## Objective
Please name the statute that the opinion excerpt on appellate review of death sentences cites for the point that the court reviews only a jury's decision to impose the death penalty.

## Document text
The majority is concerned with meaningful appellate review. It says that if emotion plays a part in the sentencing decision, this court's review is affected. To state the obvious, this court only reviews a jury's decision to impose the death penalty. RCW 10.95.100. There is no review of a jury's decision not to impose the death penalty. See McCleskey, at 311 ("[Discretionary exercises of leniency [by the jury] are final and unreviewable"). Thus, there is no need to channel the jury's discretion in terms of sentencing the capital defendant to life imprisonment. The Supreme Court has said repeatedly that the jury's decision to impose the death penalty must be based on reason, not caprice and emotion. See, e.g., Booth v. Maryland, 482 U.S. 496, 96 L. Ed. 2d 440, 107 S. Ct. 2529 (1987); McCleskey v. Kemp, supra; Caldwell v. Mississippi, 472 U.S. 320, 329, 86 L. Ed. 2d 231, 105 S. Ct. 2633 (1985); Pulley v. Harris, 465 U.S. 37, 53, 79 L. Ed. 2d 29, 104 S. Ct. 871 (1984); Eddings v. Oklahoma, supra; Godfrey v. Georgia, 446 U.S. 420, 433, 64 L. Ed. 2d 398, 100 S. Ct. 1759 (1980); Gardner v. Florida, 430 U.S. 349, 358, 51 L. Ed. 2d 393, 97 S. Ct. 1197 (1977).

## Extracted entries
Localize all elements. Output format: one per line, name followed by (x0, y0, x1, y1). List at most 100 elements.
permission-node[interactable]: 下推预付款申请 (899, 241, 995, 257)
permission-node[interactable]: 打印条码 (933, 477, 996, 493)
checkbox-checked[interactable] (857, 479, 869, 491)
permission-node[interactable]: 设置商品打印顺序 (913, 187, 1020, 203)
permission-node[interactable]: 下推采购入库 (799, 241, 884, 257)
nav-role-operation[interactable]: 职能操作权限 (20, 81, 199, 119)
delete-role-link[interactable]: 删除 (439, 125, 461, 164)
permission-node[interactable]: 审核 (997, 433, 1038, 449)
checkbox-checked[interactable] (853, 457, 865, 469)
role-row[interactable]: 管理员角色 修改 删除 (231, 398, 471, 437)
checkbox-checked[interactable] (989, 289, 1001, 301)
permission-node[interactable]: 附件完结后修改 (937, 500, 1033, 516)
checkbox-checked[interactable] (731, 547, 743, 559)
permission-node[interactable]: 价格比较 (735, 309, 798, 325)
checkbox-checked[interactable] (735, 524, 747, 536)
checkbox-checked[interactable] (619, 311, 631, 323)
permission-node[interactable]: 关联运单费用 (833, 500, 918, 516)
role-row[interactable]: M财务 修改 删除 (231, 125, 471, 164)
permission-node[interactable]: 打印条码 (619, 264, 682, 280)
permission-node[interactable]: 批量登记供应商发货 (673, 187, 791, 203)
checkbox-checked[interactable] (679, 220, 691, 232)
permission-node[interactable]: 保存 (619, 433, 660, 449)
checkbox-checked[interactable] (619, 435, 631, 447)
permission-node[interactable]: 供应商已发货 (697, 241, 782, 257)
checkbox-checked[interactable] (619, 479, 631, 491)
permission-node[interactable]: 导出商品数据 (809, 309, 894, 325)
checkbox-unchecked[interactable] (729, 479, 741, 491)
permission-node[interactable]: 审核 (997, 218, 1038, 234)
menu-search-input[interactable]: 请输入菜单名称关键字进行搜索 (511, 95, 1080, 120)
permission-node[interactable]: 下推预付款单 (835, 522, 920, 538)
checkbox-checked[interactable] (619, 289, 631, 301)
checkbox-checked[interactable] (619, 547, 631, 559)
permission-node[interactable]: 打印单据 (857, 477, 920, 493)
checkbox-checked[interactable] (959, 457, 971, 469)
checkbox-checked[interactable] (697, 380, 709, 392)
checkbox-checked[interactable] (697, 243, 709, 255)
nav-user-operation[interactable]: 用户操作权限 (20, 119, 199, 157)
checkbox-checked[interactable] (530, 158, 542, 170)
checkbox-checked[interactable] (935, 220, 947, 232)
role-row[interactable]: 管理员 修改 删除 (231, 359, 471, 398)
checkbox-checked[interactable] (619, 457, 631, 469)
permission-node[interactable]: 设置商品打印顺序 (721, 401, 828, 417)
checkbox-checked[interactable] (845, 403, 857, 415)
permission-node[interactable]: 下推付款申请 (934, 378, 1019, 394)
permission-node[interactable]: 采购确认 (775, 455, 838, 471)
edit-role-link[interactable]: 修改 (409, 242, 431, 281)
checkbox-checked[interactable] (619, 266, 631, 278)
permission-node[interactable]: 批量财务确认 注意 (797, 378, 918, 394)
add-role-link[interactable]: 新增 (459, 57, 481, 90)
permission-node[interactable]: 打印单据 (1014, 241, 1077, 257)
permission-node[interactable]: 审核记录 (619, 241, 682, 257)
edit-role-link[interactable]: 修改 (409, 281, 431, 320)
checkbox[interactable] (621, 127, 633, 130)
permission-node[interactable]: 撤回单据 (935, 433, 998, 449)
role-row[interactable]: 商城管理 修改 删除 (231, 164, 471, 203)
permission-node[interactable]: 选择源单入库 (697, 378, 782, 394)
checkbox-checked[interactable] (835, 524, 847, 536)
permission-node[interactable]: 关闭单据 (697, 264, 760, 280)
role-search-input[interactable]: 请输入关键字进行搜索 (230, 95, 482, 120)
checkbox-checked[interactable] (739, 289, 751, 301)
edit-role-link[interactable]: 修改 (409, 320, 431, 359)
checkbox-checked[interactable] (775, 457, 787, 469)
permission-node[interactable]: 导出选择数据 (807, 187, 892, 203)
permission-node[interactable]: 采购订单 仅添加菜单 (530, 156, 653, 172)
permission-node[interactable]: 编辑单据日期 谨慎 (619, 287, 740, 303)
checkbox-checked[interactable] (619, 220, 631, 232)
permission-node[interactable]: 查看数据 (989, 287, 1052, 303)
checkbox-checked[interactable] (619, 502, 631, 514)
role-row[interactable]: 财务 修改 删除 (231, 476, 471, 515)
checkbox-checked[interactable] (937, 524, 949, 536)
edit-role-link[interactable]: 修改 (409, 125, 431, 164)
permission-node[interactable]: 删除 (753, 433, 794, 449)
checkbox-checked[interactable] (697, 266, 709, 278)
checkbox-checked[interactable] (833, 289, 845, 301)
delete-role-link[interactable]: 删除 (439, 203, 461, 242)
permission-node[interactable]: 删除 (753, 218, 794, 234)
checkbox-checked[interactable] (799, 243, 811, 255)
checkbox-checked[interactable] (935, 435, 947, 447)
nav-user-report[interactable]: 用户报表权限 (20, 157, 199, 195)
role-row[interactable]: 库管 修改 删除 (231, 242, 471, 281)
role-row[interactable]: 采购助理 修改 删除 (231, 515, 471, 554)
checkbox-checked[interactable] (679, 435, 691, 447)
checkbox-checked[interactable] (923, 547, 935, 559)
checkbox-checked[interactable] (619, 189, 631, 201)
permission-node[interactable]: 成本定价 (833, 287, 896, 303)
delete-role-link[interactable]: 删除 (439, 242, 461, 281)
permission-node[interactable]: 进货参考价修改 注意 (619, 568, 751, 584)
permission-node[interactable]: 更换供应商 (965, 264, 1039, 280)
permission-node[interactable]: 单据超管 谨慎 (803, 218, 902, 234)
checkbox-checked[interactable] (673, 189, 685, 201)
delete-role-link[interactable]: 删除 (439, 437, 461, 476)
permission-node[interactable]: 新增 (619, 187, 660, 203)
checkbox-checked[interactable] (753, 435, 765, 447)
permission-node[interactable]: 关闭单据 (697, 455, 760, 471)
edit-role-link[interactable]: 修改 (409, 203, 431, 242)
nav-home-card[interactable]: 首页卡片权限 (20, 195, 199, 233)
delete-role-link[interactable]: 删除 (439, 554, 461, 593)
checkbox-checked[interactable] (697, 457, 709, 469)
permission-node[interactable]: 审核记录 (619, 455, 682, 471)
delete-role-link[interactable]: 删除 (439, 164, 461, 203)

## Exercise output
RCW 10.95.100